### Problem requirements
Repeat the data verbatim.

Records contained in a dataset:
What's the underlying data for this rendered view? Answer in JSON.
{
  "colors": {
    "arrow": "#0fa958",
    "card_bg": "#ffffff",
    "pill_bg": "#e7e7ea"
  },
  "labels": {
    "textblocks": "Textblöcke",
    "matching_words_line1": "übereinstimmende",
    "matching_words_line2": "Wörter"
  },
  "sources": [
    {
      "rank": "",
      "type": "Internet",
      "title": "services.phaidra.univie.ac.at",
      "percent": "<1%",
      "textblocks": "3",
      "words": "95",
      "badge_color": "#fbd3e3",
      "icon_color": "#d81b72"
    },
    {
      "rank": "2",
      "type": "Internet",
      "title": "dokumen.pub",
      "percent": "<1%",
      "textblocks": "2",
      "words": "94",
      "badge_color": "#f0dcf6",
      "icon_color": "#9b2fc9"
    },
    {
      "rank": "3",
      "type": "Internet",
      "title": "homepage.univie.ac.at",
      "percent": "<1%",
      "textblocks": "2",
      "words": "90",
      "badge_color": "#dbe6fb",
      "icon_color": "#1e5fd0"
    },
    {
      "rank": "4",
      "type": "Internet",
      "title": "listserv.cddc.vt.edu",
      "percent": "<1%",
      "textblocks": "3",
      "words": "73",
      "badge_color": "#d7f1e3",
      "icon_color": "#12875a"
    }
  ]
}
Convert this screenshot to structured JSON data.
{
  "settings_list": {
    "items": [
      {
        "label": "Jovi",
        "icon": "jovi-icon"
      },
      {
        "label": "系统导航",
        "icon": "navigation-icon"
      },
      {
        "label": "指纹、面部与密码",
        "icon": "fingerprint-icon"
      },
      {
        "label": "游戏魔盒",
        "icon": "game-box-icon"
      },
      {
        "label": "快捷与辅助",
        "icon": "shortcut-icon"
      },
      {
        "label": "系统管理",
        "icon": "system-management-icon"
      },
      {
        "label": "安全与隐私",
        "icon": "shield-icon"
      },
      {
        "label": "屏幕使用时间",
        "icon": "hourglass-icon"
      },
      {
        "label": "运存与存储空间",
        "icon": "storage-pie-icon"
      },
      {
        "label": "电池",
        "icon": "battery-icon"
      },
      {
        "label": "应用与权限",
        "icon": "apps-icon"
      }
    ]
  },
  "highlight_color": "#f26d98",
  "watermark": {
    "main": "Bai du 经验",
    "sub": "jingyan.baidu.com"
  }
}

### Problem solution
What's the underlying data for this rendered view? Answer in JSON.
{
  "colors": {
    "arrow": "#0fa958",
    "card_bg": "#ffffff",
    "pill_bg": "#e7e7ea"
  },
  "labels": {
    "textblocks": "Textblöcke",
    "matching_words_line1": "übereinstimmende",
    "matching_words_line2": "Wörter"
  },
  "sources": [
    {
      "rank": "",
      "type": "Internet",
      "title": "services.phaidra.univie.ac.at",
      "percent": "<1%",
      "textblocks": "3",
      "words": "95",
      "badge_color": "#fbd3e3",
      "icon_color": "#d81b72"
    },
    {
      "rank": "2",
      "type": "Internet",
      "title": "dokumen.pub",
      "percent": "<1%",
      "textblocks": "2",
      "words": "94",
      "badge_color": "#f0dcf6",
      "icon_color": "#9b2fc9"
    },
    {
      "rank": "3",
      "type": "Internet",
      "title": "homepage.univie.ac.at",
      "percent": "<1%",
      "textblocks": "2",
      "words": "90",
      "badge_color": "#dbe6fb",
      "icon_color": "#1e5fd0"
    },
    {
      "rank": "4",
      "type": "Internet",
      "title": "listserv.cddc.vt.edu",
      "percent": "<1%",
      "textblocks": "3",
      "words": "73",
      "badge_color": "#d7f1e3",
      "icon_color": "#12875a"
    }
  ]
}
Convert this screenshot to structured JSON data.
{
  "settings_list": {
    "items": [
      {
        "label": "Jovi",
        "icon": "jovi-icon"
      },
      {
        "label": "系统导航",
        "icon": "navigation-icon"
      },
      {
        "label": "指纹、面部与密码",
        "icon": "fingerprint-icon"
      },
      {
        "label": "游戏魔盒",
        "icon": "game-box-icon"
      },
      {
        "label": "快捷与辅助",
        "icon": "shortcut-icon"
      },
      {
        "label": "系统管理",
        "icon": "system-management-icon"
      },
      {
        "label": "安全与隐私",
        "icon": "shield-icon"
      },
      {
        "label": "屏幕使用时间",
        "icon": "hourglass-icon"
      },
      {
        "label": "运存与存储空间",
        "icon": "storage-pie-icon"
      },
      {
        "label": "电池",
        "icon": "battery-icon"
      },
      {
        "label": "应用与权限",
        "icon": "apps-icon"
      }
    ]
  },
  "highlight_color": "#f26d98",
  "watermark": {
    "main": "Bai du 经验",
    "sub": "jingyan.baidu.com"
  }
}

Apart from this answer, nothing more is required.